— INSTRUCTIONS FOR THE TASK —
Retype the stretch of lines below from the one containing "category-label-1: I am" through the final line, changing nothing.

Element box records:
#####

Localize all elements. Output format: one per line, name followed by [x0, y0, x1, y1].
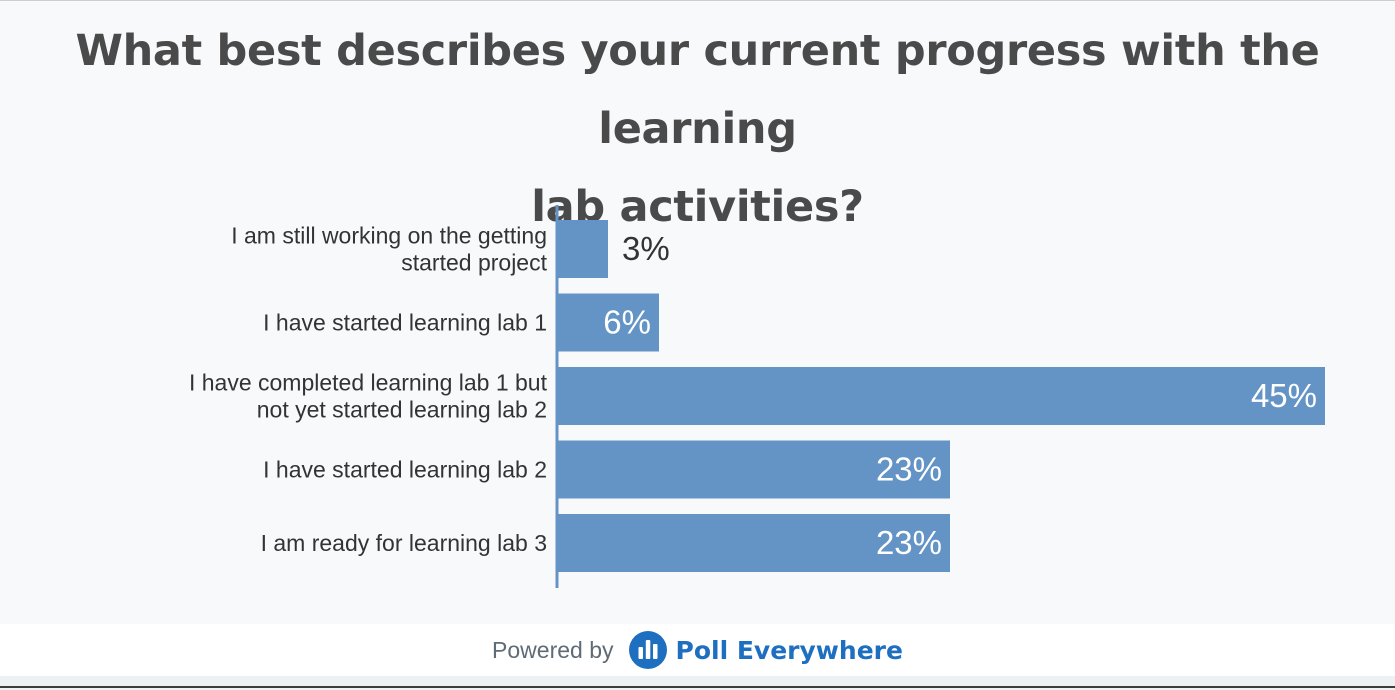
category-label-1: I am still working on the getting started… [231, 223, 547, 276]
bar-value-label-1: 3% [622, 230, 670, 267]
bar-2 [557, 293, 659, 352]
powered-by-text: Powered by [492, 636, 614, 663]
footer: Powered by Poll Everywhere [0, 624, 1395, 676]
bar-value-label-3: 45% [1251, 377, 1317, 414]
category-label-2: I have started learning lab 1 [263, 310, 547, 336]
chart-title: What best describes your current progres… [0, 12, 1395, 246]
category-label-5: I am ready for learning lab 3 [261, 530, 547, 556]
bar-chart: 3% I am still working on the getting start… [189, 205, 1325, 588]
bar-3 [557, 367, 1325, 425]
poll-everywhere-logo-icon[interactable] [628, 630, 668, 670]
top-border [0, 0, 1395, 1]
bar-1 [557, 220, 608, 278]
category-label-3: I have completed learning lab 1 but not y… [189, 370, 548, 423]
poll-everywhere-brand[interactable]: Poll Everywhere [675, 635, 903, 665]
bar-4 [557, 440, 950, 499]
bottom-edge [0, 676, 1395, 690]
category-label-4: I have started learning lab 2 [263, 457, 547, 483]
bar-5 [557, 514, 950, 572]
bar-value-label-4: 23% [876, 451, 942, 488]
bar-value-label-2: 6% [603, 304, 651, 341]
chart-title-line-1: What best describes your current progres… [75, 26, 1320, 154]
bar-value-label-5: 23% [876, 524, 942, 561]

#####

— RESULT OF THE EXERCISE —
category-label-1: I am still working on the getting started… [231, 223, 547, 276]
bar-value-label-1: 3% [622, 230, 670, 267]
bar-2 [557, 293, 659, 352]
powered-by-text: Powered by [492, 636, 614, 663]
footer: Powered by Poll Everywhere [0, 624, 1395, 676]
bar-value-label-3: 45% [1251, 377, 1317, 414]
category-label-2: I have started learning lab 1 [263, 310, 547, 336]
chart-title: What best describes your current progres… [0, 12, 1395, 246]
category-label-5: I am ready for learning lab 3 [261, 530, 547, 556]
bar-chart: 3% I am still working on the getting start… [189, 205, 1325, 588]
bar-3 [557, 367, 1325, 425]
poll-everywhere-logo-icon[interactable] [628, 630, 668, 670]
top-border [0, 0, 1395, 1]
bar-1 [557, 220, 608, 278]
category-label-3: I have completed learning lab 1 but not y… [189, 370, 548, 423]
poll-everywhere-brand[interactable]: Poll Everywhere [675, 635, 903, 665]
bar-4 [557, 440, 950, 499]
bottom-edge [0, 676, 1395, 690]
category-label-4: I have started learning lab 2 [263, 457, 547, 483]
bar-5 [557, 514, 950, 572]
bar-value-label-4: 23% [876, 451, 942, 488]
bar-value-label-2: 6% [603, 304, 651, 341]
chart-title-line-1: What best describes your current progres… [75, 26, 1320, 154]
bar-value-label-5: 23% [876, 524, 942, 561]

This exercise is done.